■ **INFORMATION SUPPLIED**:
____
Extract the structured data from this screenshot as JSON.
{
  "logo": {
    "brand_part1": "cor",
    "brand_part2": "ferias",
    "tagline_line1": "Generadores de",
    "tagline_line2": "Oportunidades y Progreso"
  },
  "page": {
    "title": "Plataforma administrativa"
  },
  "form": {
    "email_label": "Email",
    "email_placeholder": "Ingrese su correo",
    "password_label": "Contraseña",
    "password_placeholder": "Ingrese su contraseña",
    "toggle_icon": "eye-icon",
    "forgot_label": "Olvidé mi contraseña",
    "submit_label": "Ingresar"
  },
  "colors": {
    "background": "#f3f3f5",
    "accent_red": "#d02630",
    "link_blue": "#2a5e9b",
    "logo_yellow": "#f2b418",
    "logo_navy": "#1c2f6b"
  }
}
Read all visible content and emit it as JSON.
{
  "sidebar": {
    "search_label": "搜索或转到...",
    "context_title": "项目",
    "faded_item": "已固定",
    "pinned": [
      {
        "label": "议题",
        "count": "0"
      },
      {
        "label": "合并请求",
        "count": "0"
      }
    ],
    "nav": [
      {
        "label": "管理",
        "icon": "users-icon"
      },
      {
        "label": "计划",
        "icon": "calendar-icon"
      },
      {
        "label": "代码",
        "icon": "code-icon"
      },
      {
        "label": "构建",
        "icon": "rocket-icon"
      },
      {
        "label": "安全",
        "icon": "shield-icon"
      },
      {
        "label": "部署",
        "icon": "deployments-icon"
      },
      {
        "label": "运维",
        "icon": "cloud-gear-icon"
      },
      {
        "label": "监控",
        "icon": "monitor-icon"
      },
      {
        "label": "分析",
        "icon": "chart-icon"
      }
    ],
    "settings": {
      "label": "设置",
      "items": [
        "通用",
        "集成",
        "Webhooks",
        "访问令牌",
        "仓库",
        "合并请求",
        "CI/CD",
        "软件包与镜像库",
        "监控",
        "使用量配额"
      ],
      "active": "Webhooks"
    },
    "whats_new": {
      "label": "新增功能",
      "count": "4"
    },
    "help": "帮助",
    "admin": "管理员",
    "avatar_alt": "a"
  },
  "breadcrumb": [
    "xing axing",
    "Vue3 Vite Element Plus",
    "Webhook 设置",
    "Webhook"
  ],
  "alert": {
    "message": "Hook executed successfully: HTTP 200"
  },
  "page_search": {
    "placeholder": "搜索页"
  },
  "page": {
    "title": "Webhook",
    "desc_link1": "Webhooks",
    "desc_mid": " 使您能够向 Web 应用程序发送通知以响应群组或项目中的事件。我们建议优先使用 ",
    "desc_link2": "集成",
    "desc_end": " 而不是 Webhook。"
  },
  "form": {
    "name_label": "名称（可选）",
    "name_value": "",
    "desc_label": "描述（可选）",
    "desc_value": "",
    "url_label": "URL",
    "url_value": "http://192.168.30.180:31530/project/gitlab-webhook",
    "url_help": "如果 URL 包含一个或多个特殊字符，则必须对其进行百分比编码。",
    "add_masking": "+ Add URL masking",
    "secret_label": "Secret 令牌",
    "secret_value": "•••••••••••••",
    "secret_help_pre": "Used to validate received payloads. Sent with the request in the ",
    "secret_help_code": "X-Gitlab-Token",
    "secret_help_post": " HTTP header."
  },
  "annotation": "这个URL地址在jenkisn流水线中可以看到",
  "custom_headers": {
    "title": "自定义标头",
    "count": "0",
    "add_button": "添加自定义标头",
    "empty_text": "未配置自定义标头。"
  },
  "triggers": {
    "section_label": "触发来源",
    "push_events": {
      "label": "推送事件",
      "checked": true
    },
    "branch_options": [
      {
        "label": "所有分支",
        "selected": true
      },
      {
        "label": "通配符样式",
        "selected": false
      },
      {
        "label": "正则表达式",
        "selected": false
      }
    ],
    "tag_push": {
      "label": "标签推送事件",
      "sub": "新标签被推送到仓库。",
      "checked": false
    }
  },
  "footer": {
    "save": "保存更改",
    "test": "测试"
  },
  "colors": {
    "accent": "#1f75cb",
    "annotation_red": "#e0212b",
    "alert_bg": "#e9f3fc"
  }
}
____
■ **TASK DETAILS**: Extract all of the data above without altering anything.

■ **COMPLETE ANSWER**:
Extract the structured data from this screenshot as JSON.
{
  "logo": {
    "brand_part1": "cor",
    "brand_part2": "ferias",
    "tagline_line1": "Generadores de",
    "tagline_line2": "Oportunidades y Progreso"
  },
  "page": {
    "title": "Plataforma administrativa"
  },
  "form": {
    "email_label": "Email",
    "email_placeholder": "Ingrese su correo",
    "password_label": "Contraseña",
    "password_placeholder": "Ingrese su contraseña",
    "toggle_icon": "eye-icon",
    "forgot_label": "Olvidé mi contraseña",
    "submit_label": "Ingresar"
  },
  "colors": {
    "background": "#f3f3f5",
    "accent_red": "#d02630",
    "link_blue": "#2a5e9b",
    "logo_yellow": "#f2b418",
    "logo_navy": "#1c2f6b"
  }
}
Read all visible content and emit it as JSON.
{
  "sidebar": {
    "search_label": "搜索或转到...",
    "context_title": "项目",
    "faded_item": "已固定",
    "pinned": [
      {
        "label": "议题",
        "count": "0"
      },
      {
        "label": "合并请求",
        "count": "0"
      }
    ],
    "nav": [
      {
        "label": "管理",
        "icon": "users-icon"
      },
      {
        "label": "计划",
        "icon": "calendar-icon"
      },
      {
        "label": "代码",
        "icon": "code-icon"
      },
      {
        "label": "构建",
        "icon": "rocket-icon"
      },
      {
        "label": "安全",
        "icon": "shield-icon"
      },
      {
        "label": "部署",
        "icon": "deployments-icon"
      },
      {
        "label": "运维",
        "icon": "cloud-gear-icon"
      },
      {
        "label": "监控",
        "icon": "monitor-icon"
      },
      {
        "label": "分析",
        "icon": "chart-icon"
      }
    ],
    "settings": {
      "label": "设置",
      "items": [
        "通用",
        "集成",
        "Webhooks",
        "访问令牌",
        "仓库",
        "合并请求",
        "CI/CD",
        "软件包与镜像库",
        "监控",
        "使用量配额"
      ],
      "active": "Webhooks"
    },
    "whats_new": {
      "label": "新增功能",
      "count": "4"
    },
    "help": "帮助",
    "admin": "管理员",
    "avatar_alt": "a"
  },
  "breadcrumb": [
    "xing axing",
    "Vue3 Vite Element Plus",
    "Webhook 设置",
    "Webhook"
  ],
  "alert": {
    "message": "Hook executed successfully: HTTP 200"
  },
  "page_search": {
    "placeholder": "搜索页"
  },
  "page": {
    "title": "Webhook",
    "desc_link1": "Webhooks",
    "desc_mid": " 使您能够向 Web 应用程序发送通知以响应群组或项目中的事件。我们建议优先使用 ",
    "desc_link2": "集成",
    "desc_end": " 而不是 Webhook。"
  },
  "form": {
    "name_label": "名称（可选）",
    "name_value": "",
    "desc_label": "描述（可选）",
    "desc_value": "",
    "url_label": "URL",
    "url_value": "http://192.168.30.180:31530/project/gitlab-webhook",
    "url_help": "如果 URL 包含一个或多个特殊字符，则必须对其进行百分比编码。",
    "add_masking": "+ Add URL masking",
    "secret_label": "Secret 令牌",
    "secret_value": "•••••••••••••",
    "secret_help_pre": "Used to validate received payloads. Sent with the request in the ",
    "secret_help_code": "X-Gitlab-Token",
    "secret_help_post": " HTTP header."
  },
  "annotation": "这个URL地址在jenkisn流水线中可以看到",
  "custom_headers": {
    "title": "自定义标头",
    "count": "0",
    "add_button": "添加自定义标头",
    "empty_text": "未配置自定义标头。"
  },
  "triggers": {
    "section_label": "触发来源",
    "push_events": {
      "label": "推送事件",
      "checked": true
    },
    "branch_options": [
      {
        "label": "所有分支",
        "selected": true
      },
      {
        "label": "通配符样式",
        "selected": false
      },
      {
        "label": "正则表达式",
        "selected": false
      }
    ],
    "tag_push": {
      "label": "标签推送事件",
      "sub": "新标签被推送到仓库。",
      "checked": false
    }
  },
  "footer": {
    "save": "保存更改",
    "test": "测试"
  },
  "colors": {
    "accent": "#1f75cb",
    "annotation_red": "#e0212b",
    "alert_bg": "#e9f3fc"
  }
}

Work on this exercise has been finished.